**WHAT IS BEING ASKED**:
Report, word for word, every line of the material that contains "restituenda".

· · · · · · ·

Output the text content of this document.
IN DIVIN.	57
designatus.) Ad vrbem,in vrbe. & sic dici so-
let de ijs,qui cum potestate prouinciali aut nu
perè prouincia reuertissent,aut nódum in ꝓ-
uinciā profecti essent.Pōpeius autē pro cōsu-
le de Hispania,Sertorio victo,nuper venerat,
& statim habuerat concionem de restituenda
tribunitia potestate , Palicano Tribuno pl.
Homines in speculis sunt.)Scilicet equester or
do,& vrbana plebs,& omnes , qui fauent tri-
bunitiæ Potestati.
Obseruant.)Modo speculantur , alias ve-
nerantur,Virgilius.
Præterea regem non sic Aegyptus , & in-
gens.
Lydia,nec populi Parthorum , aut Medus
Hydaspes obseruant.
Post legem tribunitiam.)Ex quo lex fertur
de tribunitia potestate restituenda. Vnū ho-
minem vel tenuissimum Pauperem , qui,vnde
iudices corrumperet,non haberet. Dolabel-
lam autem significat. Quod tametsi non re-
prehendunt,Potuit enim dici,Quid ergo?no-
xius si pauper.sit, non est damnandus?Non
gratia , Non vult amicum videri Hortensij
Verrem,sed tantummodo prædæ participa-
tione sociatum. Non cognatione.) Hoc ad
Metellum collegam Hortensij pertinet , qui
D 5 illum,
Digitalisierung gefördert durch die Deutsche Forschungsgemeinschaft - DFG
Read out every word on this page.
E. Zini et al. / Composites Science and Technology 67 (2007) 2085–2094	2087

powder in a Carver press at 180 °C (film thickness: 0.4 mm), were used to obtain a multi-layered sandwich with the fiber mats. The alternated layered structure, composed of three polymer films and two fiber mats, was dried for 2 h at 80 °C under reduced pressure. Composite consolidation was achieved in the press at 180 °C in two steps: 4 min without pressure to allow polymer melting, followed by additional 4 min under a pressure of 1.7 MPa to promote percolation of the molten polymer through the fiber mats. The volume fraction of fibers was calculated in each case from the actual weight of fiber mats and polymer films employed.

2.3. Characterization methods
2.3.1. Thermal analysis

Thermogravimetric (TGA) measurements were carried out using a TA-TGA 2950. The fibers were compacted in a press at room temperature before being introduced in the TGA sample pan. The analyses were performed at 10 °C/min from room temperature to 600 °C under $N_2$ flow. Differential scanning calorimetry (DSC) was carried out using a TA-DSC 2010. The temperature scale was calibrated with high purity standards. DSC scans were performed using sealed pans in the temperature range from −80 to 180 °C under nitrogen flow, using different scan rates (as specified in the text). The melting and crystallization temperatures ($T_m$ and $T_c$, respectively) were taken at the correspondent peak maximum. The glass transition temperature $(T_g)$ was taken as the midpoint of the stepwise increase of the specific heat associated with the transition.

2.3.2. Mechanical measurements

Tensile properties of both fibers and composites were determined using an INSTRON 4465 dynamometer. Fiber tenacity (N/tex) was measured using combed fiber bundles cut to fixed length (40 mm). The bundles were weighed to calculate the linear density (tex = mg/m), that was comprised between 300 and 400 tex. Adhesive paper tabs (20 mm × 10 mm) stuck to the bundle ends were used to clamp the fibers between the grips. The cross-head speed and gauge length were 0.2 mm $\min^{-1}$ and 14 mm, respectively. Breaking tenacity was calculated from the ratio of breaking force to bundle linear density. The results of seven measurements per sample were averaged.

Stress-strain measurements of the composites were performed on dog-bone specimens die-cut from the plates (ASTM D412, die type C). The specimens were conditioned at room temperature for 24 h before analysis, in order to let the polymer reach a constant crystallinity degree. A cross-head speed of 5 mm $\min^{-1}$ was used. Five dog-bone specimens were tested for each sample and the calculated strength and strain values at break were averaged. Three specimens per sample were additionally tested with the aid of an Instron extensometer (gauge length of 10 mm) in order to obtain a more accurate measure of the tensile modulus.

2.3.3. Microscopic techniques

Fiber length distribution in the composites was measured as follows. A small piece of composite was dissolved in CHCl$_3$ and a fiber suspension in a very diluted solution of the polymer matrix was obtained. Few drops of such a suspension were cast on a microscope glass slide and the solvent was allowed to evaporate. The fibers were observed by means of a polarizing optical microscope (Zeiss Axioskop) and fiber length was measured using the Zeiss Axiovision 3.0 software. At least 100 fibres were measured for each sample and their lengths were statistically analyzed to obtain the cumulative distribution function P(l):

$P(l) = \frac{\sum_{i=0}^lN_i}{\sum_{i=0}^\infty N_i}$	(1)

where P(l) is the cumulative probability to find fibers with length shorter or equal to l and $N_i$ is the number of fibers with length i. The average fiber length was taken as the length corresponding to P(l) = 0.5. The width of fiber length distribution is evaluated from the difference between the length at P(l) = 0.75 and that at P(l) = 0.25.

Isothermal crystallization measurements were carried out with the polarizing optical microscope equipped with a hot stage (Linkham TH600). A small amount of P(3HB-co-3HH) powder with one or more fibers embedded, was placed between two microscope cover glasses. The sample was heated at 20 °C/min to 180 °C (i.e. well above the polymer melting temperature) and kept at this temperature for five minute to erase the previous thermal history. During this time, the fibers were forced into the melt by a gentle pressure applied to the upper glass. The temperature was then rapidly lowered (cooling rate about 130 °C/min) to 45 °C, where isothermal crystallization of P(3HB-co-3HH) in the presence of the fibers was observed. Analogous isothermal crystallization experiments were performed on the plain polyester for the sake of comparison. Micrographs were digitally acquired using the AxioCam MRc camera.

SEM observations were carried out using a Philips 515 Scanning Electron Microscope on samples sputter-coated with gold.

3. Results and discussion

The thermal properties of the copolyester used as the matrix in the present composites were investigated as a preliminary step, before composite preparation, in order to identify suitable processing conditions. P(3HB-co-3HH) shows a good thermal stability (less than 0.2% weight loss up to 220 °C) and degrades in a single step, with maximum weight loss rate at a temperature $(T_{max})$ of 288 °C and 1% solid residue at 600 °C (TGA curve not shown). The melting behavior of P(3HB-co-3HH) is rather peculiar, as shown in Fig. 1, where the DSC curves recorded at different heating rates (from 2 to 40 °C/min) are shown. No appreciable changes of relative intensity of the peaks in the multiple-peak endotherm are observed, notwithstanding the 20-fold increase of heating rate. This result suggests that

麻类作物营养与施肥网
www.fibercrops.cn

· · · · · · ·

**SOLUTION TO THIS PROBLEM**:
& statim habuerat concionem de restituenda
de tribunitia potestate restituenda. Vnū ho-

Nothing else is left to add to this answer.